» WORK INSTRUCTIONS:
Could you extract every entry below and reproduce it exactly?

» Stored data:
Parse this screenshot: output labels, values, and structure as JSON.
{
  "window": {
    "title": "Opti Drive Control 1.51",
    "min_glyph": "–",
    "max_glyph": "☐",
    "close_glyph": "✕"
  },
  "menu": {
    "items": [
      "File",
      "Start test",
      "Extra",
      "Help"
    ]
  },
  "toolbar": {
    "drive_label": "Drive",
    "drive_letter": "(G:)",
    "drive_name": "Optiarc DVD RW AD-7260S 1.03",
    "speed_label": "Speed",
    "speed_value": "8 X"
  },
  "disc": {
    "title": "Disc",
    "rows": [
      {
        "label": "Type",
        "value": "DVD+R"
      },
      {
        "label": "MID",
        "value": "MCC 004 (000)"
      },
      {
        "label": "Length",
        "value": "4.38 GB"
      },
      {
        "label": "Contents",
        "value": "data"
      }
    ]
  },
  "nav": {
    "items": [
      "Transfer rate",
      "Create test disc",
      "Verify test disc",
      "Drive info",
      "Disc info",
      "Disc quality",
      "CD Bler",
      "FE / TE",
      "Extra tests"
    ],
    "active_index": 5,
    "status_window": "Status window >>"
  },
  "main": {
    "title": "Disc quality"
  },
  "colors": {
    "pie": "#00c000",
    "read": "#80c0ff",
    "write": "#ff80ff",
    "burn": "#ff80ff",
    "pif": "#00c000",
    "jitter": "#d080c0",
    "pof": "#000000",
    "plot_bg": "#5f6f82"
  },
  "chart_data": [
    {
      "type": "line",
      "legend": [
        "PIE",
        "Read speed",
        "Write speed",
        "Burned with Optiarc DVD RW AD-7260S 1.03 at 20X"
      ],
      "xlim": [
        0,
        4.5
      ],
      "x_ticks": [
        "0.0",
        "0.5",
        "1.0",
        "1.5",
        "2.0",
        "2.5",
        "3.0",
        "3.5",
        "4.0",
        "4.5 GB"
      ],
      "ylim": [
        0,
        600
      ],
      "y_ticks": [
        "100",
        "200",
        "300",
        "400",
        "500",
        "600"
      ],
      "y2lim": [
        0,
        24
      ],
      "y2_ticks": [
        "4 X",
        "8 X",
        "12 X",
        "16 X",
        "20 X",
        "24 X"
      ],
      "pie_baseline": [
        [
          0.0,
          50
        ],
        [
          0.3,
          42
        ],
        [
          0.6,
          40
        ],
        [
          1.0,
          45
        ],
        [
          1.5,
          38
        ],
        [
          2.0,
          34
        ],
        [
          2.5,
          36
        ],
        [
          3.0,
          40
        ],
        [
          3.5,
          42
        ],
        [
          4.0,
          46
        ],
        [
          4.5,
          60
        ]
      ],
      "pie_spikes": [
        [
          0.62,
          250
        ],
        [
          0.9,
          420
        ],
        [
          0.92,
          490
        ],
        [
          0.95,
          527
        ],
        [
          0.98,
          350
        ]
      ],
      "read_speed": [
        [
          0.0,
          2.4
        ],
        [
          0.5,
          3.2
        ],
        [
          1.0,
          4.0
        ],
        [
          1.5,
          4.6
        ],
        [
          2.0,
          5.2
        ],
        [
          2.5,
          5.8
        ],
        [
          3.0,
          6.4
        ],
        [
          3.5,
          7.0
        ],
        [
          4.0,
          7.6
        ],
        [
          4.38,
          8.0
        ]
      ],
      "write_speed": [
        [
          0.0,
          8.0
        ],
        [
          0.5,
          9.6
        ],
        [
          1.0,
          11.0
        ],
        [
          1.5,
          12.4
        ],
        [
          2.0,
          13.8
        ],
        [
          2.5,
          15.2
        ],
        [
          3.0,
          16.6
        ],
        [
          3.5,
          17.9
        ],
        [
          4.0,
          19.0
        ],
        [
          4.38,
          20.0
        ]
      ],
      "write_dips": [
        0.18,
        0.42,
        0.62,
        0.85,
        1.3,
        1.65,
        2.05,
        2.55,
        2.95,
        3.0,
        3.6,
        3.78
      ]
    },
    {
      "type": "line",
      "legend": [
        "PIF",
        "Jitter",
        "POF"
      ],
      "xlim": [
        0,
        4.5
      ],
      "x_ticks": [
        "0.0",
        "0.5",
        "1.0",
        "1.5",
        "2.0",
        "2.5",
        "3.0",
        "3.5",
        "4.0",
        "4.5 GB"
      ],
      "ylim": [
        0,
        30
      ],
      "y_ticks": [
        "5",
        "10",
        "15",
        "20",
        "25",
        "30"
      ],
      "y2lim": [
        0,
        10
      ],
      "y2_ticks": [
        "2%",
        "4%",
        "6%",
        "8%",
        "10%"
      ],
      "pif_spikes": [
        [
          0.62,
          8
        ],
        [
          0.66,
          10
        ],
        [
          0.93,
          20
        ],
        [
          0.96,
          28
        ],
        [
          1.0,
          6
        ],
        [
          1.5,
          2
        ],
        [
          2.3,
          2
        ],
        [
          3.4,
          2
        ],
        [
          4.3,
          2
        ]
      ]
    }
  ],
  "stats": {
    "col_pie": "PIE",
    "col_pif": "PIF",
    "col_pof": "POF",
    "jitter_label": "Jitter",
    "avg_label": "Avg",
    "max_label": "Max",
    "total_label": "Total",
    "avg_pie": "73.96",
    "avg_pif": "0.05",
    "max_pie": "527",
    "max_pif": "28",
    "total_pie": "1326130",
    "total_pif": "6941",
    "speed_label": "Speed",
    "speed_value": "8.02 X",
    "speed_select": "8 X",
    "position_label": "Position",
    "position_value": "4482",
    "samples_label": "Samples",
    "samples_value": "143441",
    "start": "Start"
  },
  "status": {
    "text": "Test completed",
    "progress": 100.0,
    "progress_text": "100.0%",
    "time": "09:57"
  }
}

» CORRECT RESULT:
Parse this screenshot: output labels, values, and structure as JSON.
{
  "window": {
    "title": "Opti Drive Control 1.51",
    "min_glyph": "–",
    "max_glyph": "☐",
    "close_glyph": "✕"
  },
  "menu": {
    "items": [
      "File",
      "Start test",
      "Extra",
      "Help"
    ]
  },
  "toolbar": {
    "drive_label": "Drive",
    "drive_letter": "(G:)",
    "drive_name": "Optiarc DVD RW AD-7260S 1.03",
    "speed_label": "Speed",
    "speed_value": "8 X"
  },
  "disc": {
    "title": "Disc",
    "rows": [
      {
        "label": "Type",
        "value": "DVD+R"
      },
      {
        "label": "MID",
        "value": "MCC 004 (000)"
      },
      {
        "label": "Length",
        "value": "4.38 GB"
      },
      {
        "label": "Contents",
        "value": "data"
      }
    ]
  },
  "nav": {
    "items": [
      "Transfer rate",
      "Create test disc",
      "Verify test disc",
      "Drive info",
      "Disc info",
      "Disc quality",
      "CD Bler",
      "FE / TE",
      "Extra tests"
    ],
    "active_index": 5,
    "status_window": "Status window >>"
  },
  "main": {
    "title": "Disc quality"
  },
  "colors": {
    "pie": "#00c000",
    "read": "#80c0ff",
    "write": "#ff80ff",
    "burn": "#ff80ff",
    "pif": "#00c000",
    "jitter": "#d080c0",
    "pof": "#000000",
    "plot_bg": "#5f6f82"
  },
  "chart_data": [
    {
      "type": "line",
      "legend": [
        "PIE",
        "Read speed",
        "Write speed",
        "Burned with Optiarc DVD RW AD-7260S 1.03 at 20X"
      ],
      "xlim": [
        0,
        4.5
      ],
      "x_ticks": [
        "0.0",
        "0.5",
        "1.0",
        "1.5",
        "2.0",
        "2.5",
        "3.0",
        "3.5",
        "4.0",
        "4.5 GB"
      ],
      "ylim": [
        0,
        600
      ],
      "y_ticks": [
        "100",
        "200",
        "300",
        "400",
        "500",
        "600"
      ],
      "y2lim": [
        0,
        24
      ],
      "y2_ticks": [
        "4 X",
        "8 X",
        "12 X",
        "16 X",
        "20 X",
        "24 X"
      ],
      "pie_baseline": [
        [
          0.0,
          50
        ],
        [
          0.3,
          42
        ],
        [
          0.6,
          40
        ],
        [
          1.0,
          45
        ],
        [
          1.5,
          38
        ],
        [
          2.0,
          34
        ],
        [
          2.5,
          36
        ],
        [
          3.0,
          40
        ],
        [
          3.5,
          42
        ],
        [
          4.0,
          46
        ],
        [
          4.5,
          60
        ]
      ],
      "pie_spikes": [
        [
          0.62,
          250
        ],
        [
          0.9,
          420
        ],
        [
          0.92,
          490
        ],
        [
          0.95,
          527
        ],
        [
          0.98,
          350
        ]
      ],
      "read_speed": [
        [
          0.0,
          2.4
        ],
        [
          0.5,
          3.2
        ],
        [
          1.0,
          4.0
        ],
        [
          1.5,
          4.6
        ],
        [
          2.0,
          5.2
        ],
        [
          2.5,
          5.8
        ],
        [
          3.0,
          6.4
        ],
        [
          3.5,
          7.0
        ],
        [
          4.0,
          7.6
        ],
        [
          4.38,
          8.0
        ]
      ],
      "write_speed": [
        [
          0.0,
          8.0
        ],
        [
          0.5,
          9.6
        ],
        [
          1.0,
          11.0
        ],
        [
          1.5,
          12.4
        ],
        [
          2.0,
          13.8
        ],
        [
          2.5,
          15.2
        ],
        [
          3.0,
          16.6
        ],
        [
          3.5,
          17.9
        ],
        [
          4.0,
          19.0
        ],
        [
          4.38,
          20.0
        ]
      ],
      "write_dips": [
        0.18,
        0.42,
        0.62,
        0.85,
        1.3,
        1.65,
        2.05,
        2.55,
        2.95,
        3.0,
        3.6,
        3.78
      ]
    },
    {
      "type": "line",
      "legend": [
        "PIF",
        "Jitter",
        "POF"
      ],
      "xlim": [
        0,
        4.5
      ],
      "x_ticks": [
        "0.0",
        "0.5",
        "1.0",
        "1.5",
        "2.0",
        "2.5",
        "3.0",
        "3.5",
        "4.0",
        "4.5 GB"
      ],
      "ylim": [
        0,
        30
      ],
      "y_ticks": [
        "5",
        "10",
        "15",
        "20",
        "25",
        "30"
      ],
      "y2lim": [
        0,
        10
      ],
      "y2_ticks": [
        "2%",
        "4%",
        "6%",
        "8%",
        "10%"
      ],
      "pif_spikes": [
        [
          0.62,
          8
        ],
        [
          0.66,
          10
        ],
        [
          0.93,
          20
        ],
        [
          0.96,
          28
        ],
        [
          1.0,
          6
        ],
        [
          1.5,
          2
        ],
        [
          2.3,
          2
        ],
        [
          3.4,
          2
        ],
        [
          4.3,
          2
        ]
      ]
    }
  ],
  "stats": {
    "col_pie": "PIE",
    "col_pif": "PIF",
    "col_pof": "POF",
    "jitter_label": "Jitter",
    "avg_label": "Avg",
    "max_label": "Max",
    "total_label": "Total",
    "avg_pie": "73.96",
    "avg_pif": "0.05",
    "max_pie": "527",
    "max_pif": "28",
    "total_pie": "1326130",
    "total_pif": "6941",
    "speed_label": "Speed",
    "speed_value": "8.02 X",
    "speed_select": "8 X",
    "position_label": "Position",
    "position_value": "4482",
    "samples_label": "Samples",
    "samples_value": "143441",
    "start": "Start"
  },
  "status": {
    "text": "Test completed",
    "progress": 100.0,
    "progress_text": "100.0%",
    "time": "09:57"
  }
}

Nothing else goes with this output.